Search the material for the word "Підстава" and report each line where it turns up.

(PROVIDED DATA):
+ + + +

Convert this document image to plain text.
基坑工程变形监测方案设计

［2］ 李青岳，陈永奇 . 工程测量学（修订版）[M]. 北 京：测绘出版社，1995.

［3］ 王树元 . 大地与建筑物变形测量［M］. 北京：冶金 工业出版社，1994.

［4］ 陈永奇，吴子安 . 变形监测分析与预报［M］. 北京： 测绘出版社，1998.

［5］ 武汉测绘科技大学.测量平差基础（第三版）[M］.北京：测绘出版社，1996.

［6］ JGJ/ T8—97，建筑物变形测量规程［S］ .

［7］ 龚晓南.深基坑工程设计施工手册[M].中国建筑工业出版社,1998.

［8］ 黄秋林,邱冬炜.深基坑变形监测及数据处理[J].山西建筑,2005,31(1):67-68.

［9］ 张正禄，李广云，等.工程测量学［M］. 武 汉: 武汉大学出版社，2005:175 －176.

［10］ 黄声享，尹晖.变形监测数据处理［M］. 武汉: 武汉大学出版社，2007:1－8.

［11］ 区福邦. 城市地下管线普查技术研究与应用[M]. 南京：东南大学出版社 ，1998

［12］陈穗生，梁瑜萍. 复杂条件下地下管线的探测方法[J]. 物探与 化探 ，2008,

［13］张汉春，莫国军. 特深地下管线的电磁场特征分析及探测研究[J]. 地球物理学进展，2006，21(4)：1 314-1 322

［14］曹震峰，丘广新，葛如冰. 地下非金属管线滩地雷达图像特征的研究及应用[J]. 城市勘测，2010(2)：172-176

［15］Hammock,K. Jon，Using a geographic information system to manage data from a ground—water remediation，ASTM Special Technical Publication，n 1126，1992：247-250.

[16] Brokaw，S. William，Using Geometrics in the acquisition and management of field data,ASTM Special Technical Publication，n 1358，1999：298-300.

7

+ + + +

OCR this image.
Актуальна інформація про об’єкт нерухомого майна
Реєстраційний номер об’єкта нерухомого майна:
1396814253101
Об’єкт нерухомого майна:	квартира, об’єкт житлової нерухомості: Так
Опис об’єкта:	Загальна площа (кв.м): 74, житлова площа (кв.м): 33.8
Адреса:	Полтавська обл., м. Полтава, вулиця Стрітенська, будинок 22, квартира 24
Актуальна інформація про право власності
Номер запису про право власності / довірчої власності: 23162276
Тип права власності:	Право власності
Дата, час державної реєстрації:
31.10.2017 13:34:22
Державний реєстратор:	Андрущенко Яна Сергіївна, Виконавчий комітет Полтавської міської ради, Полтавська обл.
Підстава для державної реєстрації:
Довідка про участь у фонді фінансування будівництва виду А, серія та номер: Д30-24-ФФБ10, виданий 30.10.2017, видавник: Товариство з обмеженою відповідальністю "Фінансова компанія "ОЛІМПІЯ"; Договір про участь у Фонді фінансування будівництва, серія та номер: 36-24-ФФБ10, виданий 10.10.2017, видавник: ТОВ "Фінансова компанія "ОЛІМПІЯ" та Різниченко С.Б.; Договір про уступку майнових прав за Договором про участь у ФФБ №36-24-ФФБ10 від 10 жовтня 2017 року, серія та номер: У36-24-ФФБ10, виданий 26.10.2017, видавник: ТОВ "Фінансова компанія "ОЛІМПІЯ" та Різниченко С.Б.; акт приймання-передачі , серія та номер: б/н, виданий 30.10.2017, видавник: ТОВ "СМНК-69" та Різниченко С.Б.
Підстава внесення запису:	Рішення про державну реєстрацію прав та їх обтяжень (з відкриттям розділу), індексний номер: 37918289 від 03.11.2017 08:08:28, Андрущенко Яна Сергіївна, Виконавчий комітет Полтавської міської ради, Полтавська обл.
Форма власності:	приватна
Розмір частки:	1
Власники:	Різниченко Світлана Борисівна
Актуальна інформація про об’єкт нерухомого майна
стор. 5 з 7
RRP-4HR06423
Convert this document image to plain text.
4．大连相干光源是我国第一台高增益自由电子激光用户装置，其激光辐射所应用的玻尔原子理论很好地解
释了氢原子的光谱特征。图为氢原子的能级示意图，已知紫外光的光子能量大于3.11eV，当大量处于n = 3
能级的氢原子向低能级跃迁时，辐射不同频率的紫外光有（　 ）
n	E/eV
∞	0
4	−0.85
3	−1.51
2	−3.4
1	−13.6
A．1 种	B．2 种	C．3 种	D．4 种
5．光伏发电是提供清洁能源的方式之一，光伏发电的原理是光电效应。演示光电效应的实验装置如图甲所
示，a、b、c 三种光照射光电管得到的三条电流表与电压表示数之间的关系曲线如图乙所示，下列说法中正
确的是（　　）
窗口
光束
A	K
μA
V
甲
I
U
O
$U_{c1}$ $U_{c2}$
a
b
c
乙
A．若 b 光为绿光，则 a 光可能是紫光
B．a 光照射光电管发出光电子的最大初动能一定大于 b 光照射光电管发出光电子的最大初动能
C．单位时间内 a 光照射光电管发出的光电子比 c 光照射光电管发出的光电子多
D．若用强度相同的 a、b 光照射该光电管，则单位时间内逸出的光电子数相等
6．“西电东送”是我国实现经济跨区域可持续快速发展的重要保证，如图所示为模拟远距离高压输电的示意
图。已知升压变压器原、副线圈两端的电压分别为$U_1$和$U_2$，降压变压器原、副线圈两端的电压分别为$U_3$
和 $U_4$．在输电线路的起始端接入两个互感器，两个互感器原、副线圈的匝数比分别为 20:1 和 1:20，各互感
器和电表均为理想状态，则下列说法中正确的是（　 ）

+ + + +

(ANSWER FOR THIS EXERCISE):
Підстава для державної реєстрації:
Підстава внесення запису:	Рішення про державну реєстрацію прав та їх обтяжень (з відкриттям розділу), індексний номер: 37918289 від 03.11.2017 08:08:28, Андрущенко Яна Сергіївна, Виконавчий комітет Полтавської міської ради, Полтавська обл.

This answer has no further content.